* start Extracted data *

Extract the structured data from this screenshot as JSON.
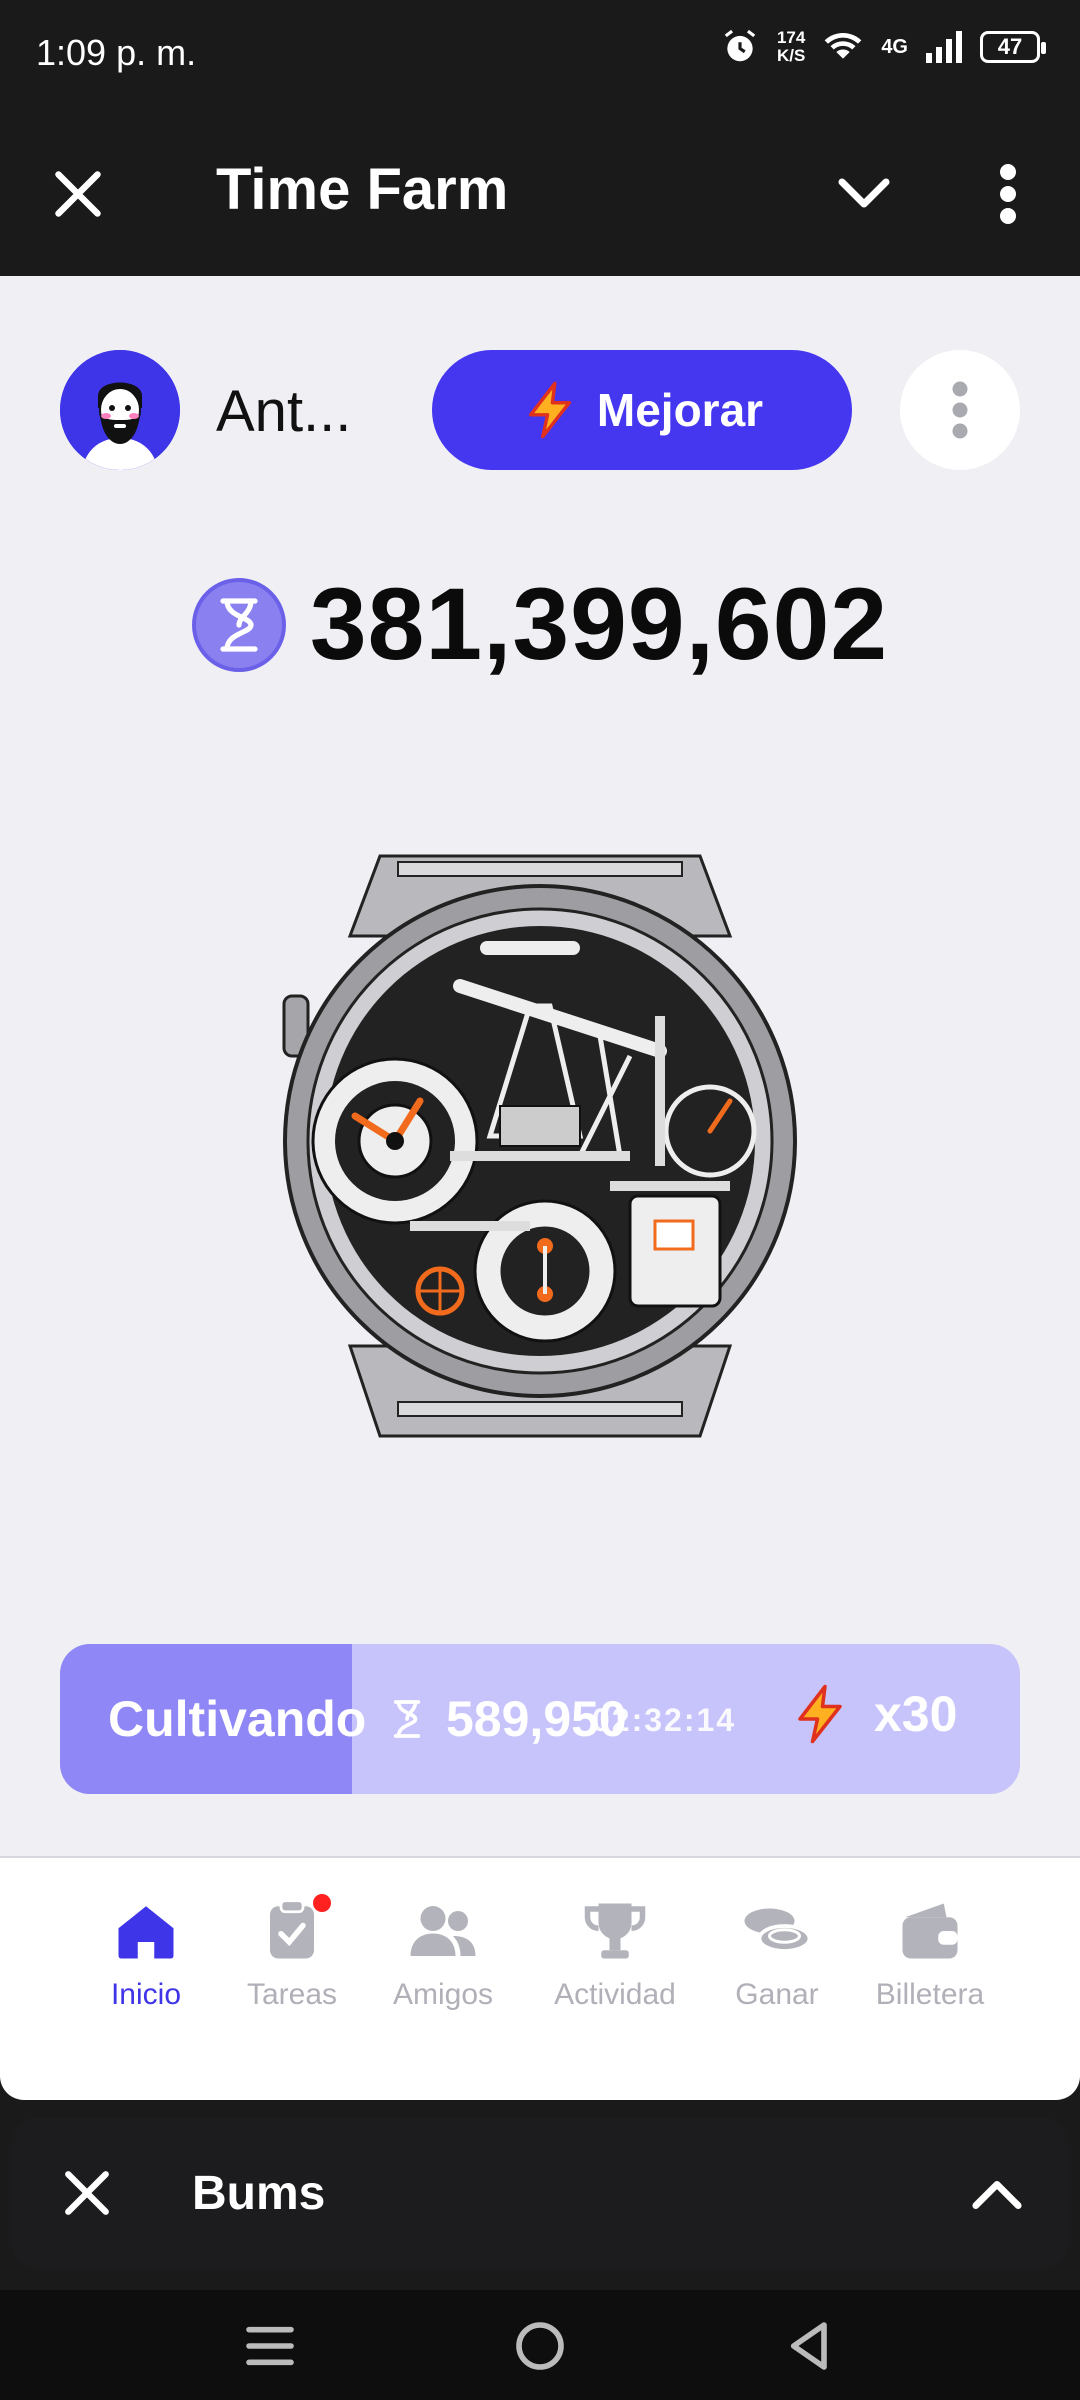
{
  "status_bar": {
    "time": "1:09 p. m.",
    "speed_value": "174",
    "speed_unit": "K/S",
    "network": "4G",
    "battery": "47"
  },
  "header": {
    "title": "Time Farm",
    "icons": [
      "close-icon",
      "chevron-down-icon",
      "more-vertical-icon"
    ]
  },
  "profile": {
    "username": "Ant...",
    "upgrade_label": "Mejorar"
  },
  "balance": {
    "value": "381,399,602"
  },
  "farming": {
    "label": "Cultivando",
    "amount": "589,950",
    "timer": "02:32:14",
    "multiplier": "x30",
    "progress": 0.304
  },
  "nav": {
    "items": [
      {
        "label": "Inicio",
        "icon": "home-icon",
        "active": true
      },
      {
        "label": "Tareas",
        "icon": "clipboard-check-icon",
        "badge": true
      },
      {
        "label": "Amigos",
        "icon": "users-icon"
      },
      {
        "label": "Actividad",
        "icon": "trophy-icon"
      },
      {
        "label": "Ganar",
        "icon": "coins-icon"
      },
      {
        "label": "Billetera",
        "icon": "wallet-icon"
      }
    ]
  },
  "mini_app": {
    "title": "Bums"
  },
  "colors": {
    "accent": "#4536f0",
    "progress_fill": "#8f87f6",
    "progress_track": "#c7c3fb",
    "background": "#efeff4"
  }
}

* end Extracted data *

#### [What is asked]
Reproduce the entries above exactly. Do not include the images.

#### [Answer for this exercise]
Extract the structured data from this screenshot as JSON.
{
  "status_bar": {
    "time": "1:09 p. m.",
    "speed_value": "174",
    "speed_unit": "K/S",
    "network": "4G",
    "battery": "47"
  },
  "header": {
    "title": "Time Farm",
    "icons": [
      "close-icon",
      "chevron-down-icon",
      "more-vertical-icon"
    ]
  },
  "profile": {
    "username": "Ant...",
    "upgrade_label": "Mejorar"
  },
  "balance": {
    "value": "381,399,602"
  },
  "farming": {
    "label": "Cultivando",
    "amount": "589,950",
    "timer": "02:32:14",
    "multiplier": "x30",
    "progress": 0.304
  },
  "nav": {
    "items": [
      {
        "label": "Inicio",
        "icon": "home-icon",
        "active": true
      },
      {
        "label": "Tareas",
        "icon": "clipboard-check-icon",
        "badge": true
      },
      {
        "label": "Amigos",
        "icon": "users-icon"
      },
      {
        "label": "Actividad",
        "icon": "trophy-icon"
      },
      {
        "label": "Ganar",
        "icon": "coins-icon"
      },
      {
        "label": "Billetera",
        "icon": "wallet-icon"
      }
    ]
  },
  "mini_app": {
    "title": "Bums"
  },
  "colors": {
    "accent": "#4536f0",
    "progress_fill": "#8f87f6",
    "progress_track": "#c7c3fb",
    "background": "#efeff4"
  }
}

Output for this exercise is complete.